§ **OBJECTIVE**
Go through the records and give each one again exactly.

Rows from a dataset:
----------------
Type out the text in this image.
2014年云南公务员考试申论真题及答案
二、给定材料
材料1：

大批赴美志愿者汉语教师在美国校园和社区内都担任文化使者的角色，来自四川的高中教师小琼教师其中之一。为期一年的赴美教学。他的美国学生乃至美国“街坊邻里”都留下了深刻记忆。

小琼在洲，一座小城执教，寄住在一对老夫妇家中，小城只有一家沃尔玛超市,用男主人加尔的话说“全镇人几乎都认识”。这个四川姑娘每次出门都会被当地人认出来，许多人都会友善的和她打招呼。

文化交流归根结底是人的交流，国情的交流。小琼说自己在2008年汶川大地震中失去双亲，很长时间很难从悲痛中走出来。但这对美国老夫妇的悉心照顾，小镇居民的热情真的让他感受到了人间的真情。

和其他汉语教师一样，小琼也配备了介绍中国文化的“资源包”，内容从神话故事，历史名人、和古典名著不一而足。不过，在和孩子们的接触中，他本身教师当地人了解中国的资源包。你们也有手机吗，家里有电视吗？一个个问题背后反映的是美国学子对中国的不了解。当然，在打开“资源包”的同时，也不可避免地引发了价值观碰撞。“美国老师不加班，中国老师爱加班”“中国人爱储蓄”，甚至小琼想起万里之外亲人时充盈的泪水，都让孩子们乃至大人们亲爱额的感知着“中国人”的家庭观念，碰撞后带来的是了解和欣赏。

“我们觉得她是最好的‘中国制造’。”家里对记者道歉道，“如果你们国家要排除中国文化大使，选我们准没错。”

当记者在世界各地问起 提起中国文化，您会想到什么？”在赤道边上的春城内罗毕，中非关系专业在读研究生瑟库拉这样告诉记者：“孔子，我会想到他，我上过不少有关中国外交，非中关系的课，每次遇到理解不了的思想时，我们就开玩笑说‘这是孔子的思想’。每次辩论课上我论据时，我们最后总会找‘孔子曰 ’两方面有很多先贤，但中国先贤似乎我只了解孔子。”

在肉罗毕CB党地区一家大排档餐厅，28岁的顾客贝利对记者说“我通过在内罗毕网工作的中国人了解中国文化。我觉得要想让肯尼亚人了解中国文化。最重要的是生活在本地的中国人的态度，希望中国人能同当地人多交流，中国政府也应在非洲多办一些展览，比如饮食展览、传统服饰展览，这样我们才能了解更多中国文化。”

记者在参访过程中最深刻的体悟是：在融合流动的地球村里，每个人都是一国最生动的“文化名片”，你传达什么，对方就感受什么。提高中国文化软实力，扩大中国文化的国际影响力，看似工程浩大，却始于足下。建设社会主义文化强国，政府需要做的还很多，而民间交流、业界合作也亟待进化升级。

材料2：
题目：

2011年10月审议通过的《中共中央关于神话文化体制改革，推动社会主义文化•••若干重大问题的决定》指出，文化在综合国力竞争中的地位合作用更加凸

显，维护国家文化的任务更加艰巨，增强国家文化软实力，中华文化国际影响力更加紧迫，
----------------
§ **OUTPUT BELOW**
Type out the text in this image.
2014年云南公务员考试申论真题及答案
二、给定材料
材料1：

大批赴美志愿者汉语教师在美国校园和社区内都担任文化使者的角色，来自四川的高中教师小琼教师其中之一。为期一年的赴美教学。他的美国学生乃至美国“街坊邻里”都留下了深刻记忆。

小琼在洲，一座小城执教，寄住在一对老夫妇家中，小城只有一家沃尔玛超市,用男主人加尔的话说“全镇人几乎都认识”。这个四川姑娘每次出门都会被当地人认出来，许多人都会友善的和她打招呼。

文化交流归根结底是人的交流，国情的交流。小琼说自己在2008年汶川大地震中失去双亲，很长时间很难从悲痛中走出来。但这对美国老夫妇的悉心照顾，小镇居民的热情真的让他感受到了人间的真情。

和其他汉语教师一样，小琼也配备了介绍中国文化的“资源包”，内容从神话故事，历史名人、和古典名著不一而足。不过，在和孩子们的接触中，他本身教师当地人了解中国的资源包。你们也有手机吗，家里有电视吗？一个个问题背后反映的是美国学子对中国的不了解。当然，在打开“资源包”的同时，也不可避免地引发了价值观碰撞。“美国老师不加班，中国老师爱加班”“中国人爱储蓄”，甚至小琼想起万里之外亲人时充盈的泪水，都让孩子们乃至大人们亲爱额的感知着“中国人”的家庭观念，碰撞后带来的是了解和欣赏。

“我们觉得她是最好的‘中国制造’。”家里对记者道歉道，“如果你们国家要排除中国文化大使，选我们准没错。”

当记者在世界各地问起 提起中国文化，您会想到什么？”在赤道边上的春城内罗毕，中非关系专业在读研究生瑟库拉这样告诉记者：“孔子，我会想到他，我上过不少有关中国外交，非中关系的课，每次遇到理解不了的思想时，我们就开玩笑说‘这是孔子的思想’。每次辩论课上我论据时，我们最后总会找‘孔子曰 ’两方面有很多先贤，但中国先贤似乎我只了解孔子。”

在肉罗毕CB党地区一家大排档餐厅，28岁的顾客贝利对记者说“我通过在内罗毕网工作的中国人了解中国文化。我觉得要想让肯尼亚人了解中国文化。最重要的是生活在本地的中国人的态度，希望中国人能同当地人多交流，中国政府也应在非洲多办一些展览，比如饮食展览、传统服饰展览，这样我们才能了解更多中国文化。”

记者在参访过程中最深刻的体悟是：在融合流动的地球村里，每个人都是一国最生动的“文化名片”，你传达什么，对方就感受什么。提高中国文化软实力，扩大中国文化的国际影响力，看似工程浩大，却始于足下。建设社会主义文化强国，政府需要做的还很多，而民间交流、业界合作也亟待进化升级。

材料2：
题目：

2011年10月审议通过的《中共中央关于神话文化体制改革，推动社会主义文化•••若干重大问题的决定》指出，文化在综合国力竞争中的地位合作用更加凸

显，维护国家文化的任务更加艰巨，增强国家文化软实力，中华文化国际影响力更加紧迫，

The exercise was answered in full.